Required work:
Scan the data for "this" and copy the lines it appears in.

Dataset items
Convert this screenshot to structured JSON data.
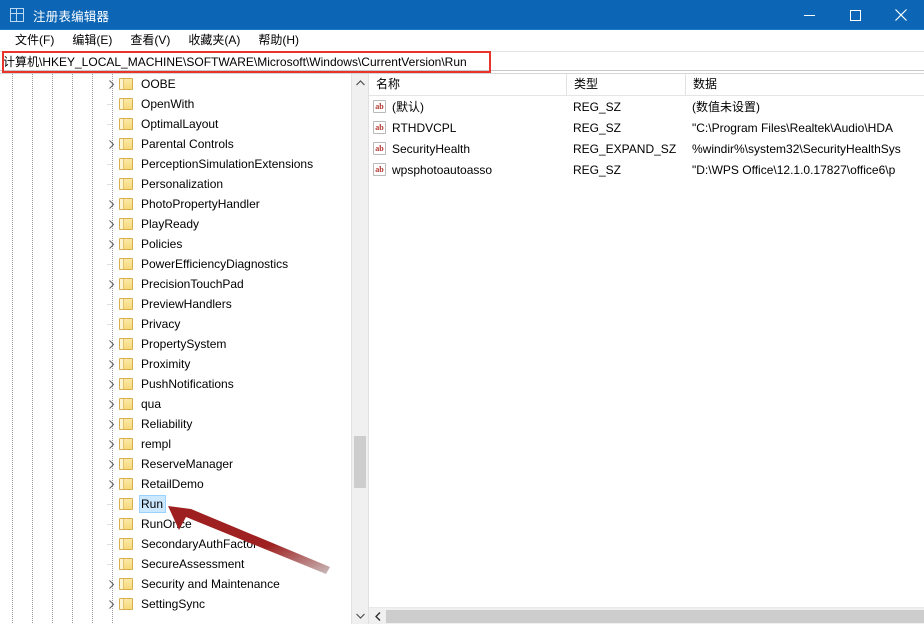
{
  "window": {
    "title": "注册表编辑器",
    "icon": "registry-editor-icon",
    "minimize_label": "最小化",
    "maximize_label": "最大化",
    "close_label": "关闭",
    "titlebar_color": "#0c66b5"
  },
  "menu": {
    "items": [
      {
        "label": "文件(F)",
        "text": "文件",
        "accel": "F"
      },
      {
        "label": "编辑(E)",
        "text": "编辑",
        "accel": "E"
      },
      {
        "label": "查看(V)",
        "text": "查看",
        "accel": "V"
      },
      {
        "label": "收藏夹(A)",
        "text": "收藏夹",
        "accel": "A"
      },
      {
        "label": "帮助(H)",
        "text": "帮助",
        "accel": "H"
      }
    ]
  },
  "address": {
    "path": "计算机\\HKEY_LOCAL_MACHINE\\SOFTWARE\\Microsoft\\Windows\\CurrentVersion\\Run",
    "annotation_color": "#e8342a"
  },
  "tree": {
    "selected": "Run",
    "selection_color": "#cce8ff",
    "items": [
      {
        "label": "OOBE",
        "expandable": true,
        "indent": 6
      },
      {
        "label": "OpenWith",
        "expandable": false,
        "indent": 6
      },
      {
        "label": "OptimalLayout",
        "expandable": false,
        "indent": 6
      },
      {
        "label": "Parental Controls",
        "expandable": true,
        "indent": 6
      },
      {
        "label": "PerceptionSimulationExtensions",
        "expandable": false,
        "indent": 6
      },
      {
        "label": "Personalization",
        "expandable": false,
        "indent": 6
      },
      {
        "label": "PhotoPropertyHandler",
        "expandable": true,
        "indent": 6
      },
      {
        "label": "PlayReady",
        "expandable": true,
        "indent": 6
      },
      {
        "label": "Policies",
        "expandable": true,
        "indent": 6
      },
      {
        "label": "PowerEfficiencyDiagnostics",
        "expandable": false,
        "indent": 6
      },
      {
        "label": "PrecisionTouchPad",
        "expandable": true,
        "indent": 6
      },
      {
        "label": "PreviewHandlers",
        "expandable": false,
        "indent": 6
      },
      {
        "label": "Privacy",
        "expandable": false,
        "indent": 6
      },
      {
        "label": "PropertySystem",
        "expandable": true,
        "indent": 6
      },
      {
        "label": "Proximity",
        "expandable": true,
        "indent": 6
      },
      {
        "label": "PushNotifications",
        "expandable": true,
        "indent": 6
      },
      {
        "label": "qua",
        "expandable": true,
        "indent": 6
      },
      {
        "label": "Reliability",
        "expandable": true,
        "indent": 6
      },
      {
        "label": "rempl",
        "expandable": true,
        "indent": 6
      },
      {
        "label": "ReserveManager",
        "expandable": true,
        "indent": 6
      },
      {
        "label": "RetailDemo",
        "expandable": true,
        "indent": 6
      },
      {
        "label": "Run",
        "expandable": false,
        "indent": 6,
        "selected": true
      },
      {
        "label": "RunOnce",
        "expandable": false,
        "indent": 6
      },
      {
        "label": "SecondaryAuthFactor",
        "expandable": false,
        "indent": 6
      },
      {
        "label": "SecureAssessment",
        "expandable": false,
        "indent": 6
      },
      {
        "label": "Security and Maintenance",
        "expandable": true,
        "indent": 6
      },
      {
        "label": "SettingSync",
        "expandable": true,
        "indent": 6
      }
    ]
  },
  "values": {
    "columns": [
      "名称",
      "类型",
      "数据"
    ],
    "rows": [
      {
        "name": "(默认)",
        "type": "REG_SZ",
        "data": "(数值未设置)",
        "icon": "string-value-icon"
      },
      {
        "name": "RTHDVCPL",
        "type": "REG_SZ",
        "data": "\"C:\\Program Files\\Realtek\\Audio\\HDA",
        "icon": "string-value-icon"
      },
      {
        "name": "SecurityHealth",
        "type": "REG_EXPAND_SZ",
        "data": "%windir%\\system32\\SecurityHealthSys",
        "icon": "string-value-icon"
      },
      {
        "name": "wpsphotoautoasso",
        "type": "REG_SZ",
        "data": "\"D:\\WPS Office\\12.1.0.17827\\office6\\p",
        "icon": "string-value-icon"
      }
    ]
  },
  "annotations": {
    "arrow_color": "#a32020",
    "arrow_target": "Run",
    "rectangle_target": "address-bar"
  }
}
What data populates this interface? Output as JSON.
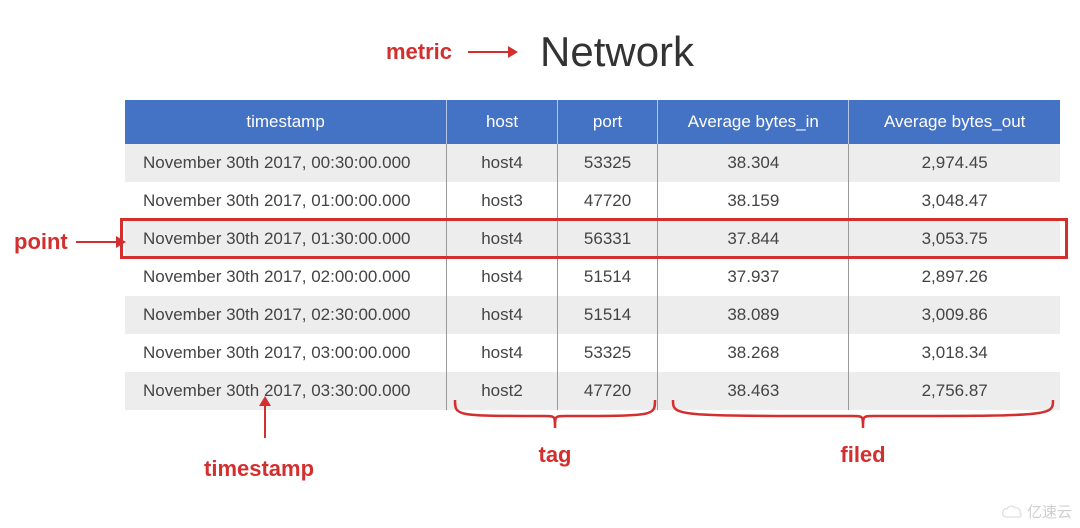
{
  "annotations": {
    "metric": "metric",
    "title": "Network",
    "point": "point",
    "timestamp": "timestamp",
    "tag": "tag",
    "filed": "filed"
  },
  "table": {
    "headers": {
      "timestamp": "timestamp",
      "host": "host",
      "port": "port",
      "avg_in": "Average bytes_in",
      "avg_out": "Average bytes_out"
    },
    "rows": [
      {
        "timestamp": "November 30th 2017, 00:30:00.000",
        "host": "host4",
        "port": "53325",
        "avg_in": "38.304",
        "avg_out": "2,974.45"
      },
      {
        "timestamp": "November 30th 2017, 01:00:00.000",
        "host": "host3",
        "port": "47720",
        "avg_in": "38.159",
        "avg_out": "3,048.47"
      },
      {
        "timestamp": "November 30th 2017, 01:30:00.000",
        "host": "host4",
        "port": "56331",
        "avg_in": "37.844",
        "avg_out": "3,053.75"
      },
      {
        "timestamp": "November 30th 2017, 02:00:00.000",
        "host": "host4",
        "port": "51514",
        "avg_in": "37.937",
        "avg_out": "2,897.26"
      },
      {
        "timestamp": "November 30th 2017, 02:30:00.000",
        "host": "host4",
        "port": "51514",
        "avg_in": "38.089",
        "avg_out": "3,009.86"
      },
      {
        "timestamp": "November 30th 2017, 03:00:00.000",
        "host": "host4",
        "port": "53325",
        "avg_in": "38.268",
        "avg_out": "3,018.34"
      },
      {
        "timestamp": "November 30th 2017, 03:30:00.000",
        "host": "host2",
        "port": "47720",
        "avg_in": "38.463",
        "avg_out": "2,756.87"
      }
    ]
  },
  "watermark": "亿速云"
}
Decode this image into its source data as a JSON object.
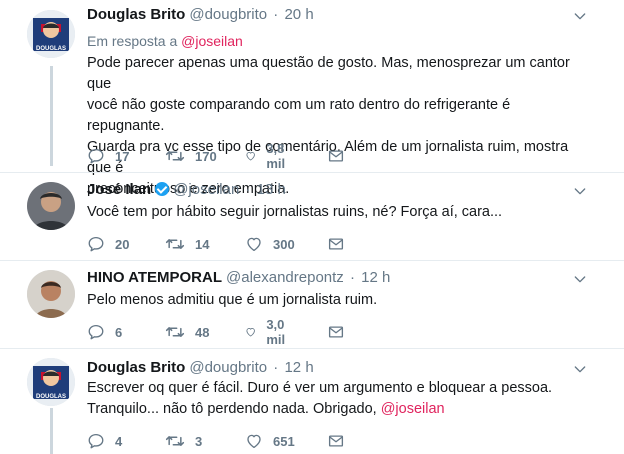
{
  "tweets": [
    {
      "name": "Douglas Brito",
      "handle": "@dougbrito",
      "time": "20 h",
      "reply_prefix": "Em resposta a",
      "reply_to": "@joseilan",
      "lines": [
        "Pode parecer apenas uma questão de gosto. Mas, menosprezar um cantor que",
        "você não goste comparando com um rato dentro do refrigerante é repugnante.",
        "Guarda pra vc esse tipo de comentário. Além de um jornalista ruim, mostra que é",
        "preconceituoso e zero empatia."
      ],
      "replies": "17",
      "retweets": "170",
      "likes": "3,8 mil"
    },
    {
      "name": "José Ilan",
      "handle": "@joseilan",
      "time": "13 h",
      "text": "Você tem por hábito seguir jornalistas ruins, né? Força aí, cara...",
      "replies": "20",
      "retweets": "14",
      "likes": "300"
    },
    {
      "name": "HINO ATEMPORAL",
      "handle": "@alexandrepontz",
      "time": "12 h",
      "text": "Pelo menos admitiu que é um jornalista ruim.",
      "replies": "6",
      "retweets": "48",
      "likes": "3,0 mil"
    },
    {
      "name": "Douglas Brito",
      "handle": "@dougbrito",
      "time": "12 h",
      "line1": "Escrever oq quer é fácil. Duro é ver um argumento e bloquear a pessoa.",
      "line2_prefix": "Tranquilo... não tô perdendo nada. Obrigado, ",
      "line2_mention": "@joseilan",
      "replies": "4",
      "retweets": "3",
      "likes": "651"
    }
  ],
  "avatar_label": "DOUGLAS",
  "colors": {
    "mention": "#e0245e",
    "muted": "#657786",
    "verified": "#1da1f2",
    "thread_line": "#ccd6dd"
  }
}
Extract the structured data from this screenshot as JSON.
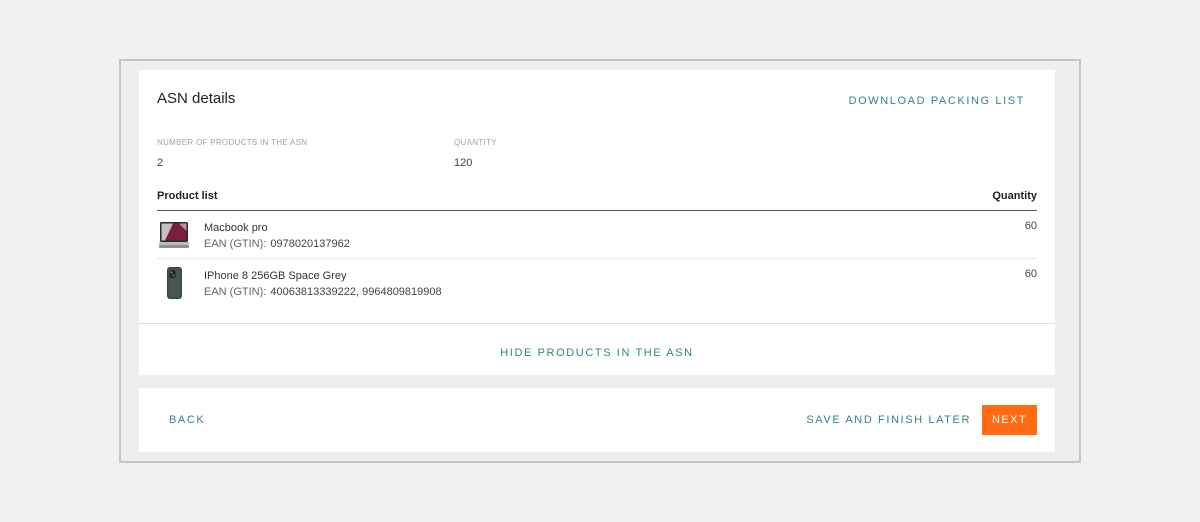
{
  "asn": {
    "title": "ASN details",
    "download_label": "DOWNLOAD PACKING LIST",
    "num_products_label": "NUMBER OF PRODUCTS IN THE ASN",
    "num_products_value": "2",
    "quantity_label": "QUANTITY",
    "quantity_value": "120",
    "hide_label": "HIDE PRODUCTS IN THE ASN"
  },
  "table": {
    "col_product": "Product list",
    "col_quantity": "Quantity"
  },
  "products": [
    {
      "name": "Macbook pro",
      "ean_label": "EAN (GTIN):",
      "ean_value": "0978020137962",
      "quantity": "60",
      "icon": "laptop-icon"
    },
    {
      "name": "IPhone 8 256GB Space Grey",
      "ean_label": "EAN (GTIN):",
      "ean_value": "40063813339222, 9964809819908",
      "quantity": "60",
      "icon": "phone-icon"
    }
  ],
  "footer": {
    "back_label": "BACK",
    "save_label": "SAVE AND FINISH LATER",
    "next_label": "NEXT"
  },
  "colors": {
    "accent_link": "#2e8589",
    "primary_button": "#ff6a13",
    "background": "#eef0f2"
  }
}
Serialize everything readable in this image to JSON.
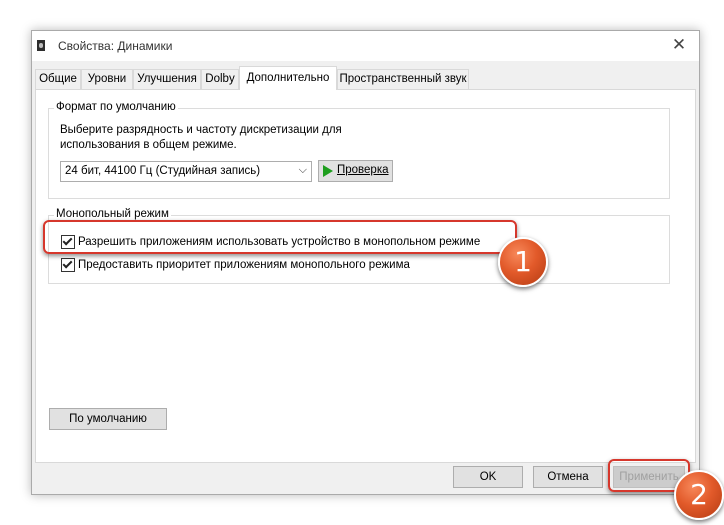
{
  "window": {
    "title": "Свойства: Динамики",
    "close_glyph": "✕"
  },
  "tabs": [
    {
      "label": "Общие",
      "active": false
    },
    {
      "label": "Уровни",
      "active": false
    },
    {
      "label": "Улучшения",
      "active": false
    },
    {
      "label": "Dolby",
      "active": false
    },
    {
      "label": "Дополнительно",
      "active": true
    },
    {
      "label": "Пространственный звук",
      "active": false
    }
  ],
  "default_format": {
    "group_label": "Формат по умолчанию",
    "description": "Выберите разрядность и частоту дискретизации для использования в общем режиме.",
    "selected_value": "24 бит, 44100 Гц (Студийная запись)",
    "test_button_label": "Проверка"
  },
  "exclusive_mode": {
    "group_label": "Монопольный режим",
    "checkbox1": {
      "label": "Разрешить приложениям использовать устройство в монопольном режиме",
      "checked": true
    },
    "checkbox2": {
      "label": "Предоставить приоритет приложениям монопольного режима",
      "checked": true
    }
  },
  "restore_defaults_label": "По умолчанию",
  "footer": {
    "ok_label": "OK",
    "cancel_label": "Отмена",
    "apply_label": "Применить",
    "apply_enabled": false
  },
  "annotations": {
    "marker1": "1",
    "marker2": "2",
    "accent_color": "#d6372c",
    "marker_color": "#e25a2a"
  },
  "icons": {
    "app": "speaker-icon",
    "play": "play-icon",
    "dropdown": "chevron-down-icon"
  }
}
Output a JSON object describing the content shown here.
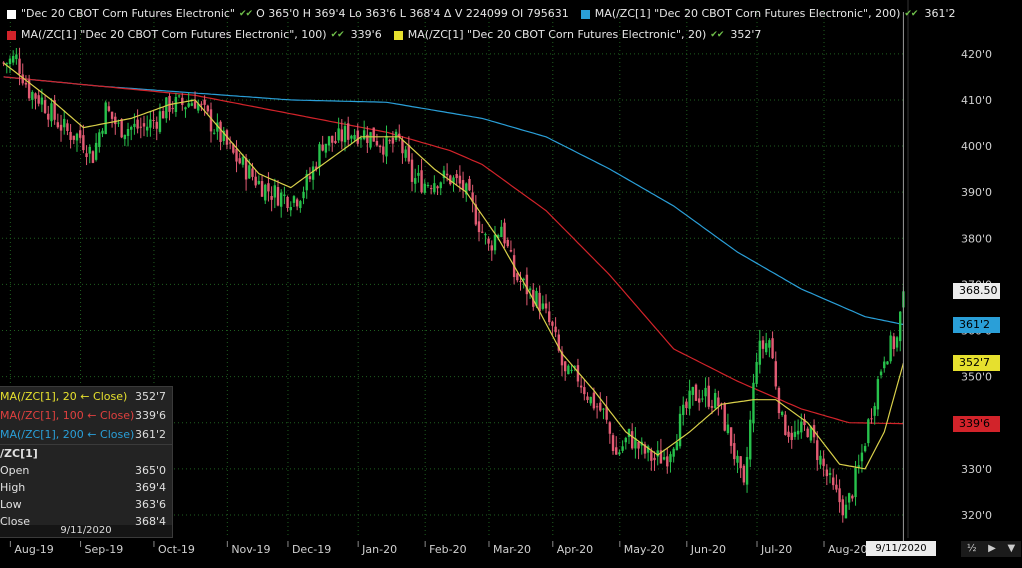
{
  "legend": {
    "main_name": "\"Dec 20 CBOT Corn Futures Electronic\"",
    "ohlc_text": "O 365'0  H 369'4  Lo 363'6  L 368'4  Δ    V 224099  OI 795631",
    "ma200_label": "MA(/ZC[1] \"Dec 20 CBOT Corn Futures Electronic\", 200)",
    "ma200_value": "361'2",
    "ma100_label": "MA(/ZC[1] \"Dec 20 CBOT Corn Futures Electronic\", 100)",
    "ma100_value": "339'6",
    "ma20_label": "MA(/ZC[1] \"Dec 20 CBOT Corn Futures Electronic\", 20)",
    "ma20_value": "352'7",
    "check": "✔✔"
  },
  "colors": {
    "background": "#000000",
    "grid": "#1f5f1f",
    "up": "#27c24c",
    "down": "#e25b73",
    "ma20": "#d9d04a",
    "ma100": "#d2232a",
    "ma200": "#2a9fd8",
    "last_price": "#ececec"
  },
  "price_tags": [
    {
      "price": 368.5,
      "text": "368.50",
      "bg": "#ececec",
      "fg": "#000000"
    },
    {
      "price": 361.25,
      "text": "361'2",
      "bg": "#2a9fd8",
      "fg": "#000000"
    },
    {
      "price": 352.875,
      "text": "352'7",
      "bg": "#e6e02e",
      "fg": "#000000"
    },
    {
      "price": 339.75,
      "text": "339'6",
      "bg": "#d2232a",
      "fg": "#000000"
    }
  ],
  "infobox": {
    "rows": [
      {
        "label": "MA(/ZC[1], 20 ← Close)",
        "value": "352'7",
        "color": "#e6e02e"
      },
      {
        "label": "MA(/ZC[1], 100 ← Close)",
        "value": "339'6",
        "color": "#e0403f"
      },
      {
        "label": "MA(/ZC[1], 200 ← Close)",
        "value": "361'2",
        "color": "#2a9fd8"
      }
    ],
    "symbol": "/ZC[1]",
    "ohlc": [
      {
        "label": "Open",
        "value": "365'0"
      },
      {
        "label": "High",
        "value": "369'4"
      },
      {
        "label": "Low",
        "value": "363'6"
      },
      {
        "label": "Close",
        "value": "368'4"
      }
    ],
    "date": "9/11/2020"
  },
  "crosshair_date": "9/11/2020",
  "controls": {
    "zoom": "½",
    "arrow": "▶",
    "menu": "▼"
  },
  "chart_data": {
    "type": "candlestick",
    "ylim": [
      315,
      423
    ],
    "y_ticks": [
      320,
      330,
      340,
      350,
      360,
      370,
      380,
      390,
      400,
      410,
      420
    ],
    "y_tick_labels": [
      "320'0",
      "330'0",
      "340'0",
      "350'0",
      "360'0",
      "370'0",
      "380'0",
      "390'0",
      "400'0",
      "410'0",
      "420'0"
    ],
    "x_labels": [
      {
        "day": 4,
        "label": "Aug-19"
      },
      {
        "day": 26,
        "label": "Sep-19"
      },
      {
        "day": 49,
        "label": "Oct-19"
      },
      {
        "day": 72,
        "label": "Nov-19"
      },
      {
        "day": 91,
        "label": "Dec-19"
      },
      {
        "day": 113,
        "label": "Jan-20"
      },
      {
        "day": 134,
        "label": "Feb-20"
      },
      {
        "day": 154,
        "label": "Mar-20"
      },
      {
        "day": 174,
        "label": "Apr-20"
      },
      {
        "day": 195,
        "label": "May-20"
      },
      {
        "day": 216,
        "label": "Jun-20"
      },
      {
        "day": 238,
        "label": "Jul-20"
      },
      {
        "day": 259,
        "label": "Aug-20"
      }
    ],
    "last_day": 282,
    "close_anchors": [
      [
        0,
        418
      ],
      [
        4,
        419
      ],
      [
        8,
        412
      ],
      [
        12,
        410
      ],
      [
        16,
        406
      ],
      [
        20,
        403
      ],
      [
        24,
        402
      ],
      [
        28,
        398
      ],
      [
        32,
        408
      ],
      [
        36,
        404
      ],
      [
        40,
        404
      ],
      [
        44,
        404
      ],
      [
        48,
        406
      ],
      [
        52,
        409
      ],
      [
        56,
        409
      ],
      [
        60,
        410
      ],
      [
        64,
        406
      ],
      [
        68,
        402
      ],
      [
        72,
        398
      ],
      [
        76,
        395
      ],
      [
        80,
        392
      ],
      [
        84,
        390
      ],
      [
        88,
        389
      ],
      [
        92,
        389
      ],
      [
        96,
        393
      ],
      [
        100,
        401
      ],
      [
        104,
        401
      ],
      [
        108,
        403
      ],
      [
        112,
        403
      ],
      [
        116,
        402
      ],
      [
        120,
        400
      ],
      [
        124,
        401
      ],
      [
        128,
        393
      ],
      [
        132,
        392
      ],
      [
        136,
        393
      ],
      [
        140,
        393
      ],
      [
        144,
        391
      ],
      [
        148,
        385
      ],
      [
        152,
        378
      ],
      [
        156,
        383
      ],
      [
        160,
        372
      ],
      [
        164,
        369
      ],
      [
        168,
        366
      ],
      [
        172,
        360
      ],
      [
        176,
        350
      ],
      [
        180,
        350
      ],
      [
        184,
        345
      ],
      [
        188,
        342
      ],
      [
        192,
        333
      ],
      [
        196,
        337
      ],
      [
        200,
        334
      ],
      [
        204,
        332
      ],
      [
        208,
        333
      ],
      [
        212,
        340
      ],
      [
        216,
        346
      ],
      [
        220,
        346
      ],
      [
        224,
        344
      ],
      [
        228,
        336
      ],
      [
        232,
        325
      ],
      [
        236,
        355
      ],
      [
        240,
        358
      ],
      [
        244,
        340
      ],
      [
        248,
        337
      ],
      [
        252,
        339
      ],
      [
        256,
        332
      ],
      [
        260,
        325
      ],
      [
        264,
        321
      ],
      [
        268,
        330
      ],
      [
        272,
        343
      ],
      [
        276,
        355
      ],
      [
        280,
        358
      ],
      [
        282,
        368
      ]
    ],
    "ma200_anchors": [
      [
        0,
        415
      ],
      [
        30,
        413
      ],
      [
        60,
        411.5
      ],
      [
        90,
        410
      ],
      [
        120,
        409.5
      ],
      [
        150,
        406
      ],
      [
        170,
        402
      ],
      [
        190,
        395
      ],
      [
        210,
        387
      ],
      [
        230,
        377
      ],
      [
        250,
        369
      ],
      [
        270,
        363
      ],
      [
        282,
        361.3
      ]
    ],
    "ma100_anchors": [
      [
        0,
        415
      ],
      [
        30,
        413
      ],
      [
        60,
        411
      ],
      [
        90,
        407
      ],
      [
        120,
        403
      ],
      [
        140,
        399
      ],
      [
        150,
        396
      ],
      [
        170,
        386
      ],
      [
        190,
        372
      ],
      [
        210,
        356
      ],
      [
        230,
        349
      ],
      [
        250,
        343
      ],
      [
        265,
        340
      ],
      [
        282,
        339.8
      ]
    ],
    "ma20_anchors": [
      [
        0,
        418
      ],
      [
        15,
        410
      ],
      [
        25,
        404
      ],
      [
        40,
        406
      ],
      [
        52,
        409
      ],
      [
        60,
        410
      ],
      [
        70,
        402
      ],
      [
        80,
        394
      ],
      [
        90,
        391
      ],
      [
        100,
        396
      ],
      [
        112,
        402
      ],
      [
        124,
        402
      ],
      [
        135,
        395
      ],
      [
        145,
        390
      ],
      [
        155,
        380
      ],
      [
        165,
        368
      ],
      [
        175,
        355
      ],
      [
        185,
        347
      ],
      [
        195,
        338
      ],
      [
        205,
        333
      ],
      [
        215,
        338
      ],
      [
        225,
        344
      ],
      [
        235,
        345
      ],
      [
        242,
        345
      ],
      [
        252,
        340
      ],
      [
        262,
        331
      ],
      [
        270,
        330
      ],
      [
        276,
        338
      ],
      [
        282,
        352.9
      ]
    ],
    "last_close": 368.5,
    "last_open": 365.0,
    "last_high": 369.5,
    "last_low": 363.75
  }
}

Result of the exercise:
Convert this screenshot to structured JSON data.
What data populates this interface? Output as JSON.
Decode this image into its source data as a JSON object.
Extract the structured data from this screenshot as JSON.
Serialize everything readable in this image to JSON.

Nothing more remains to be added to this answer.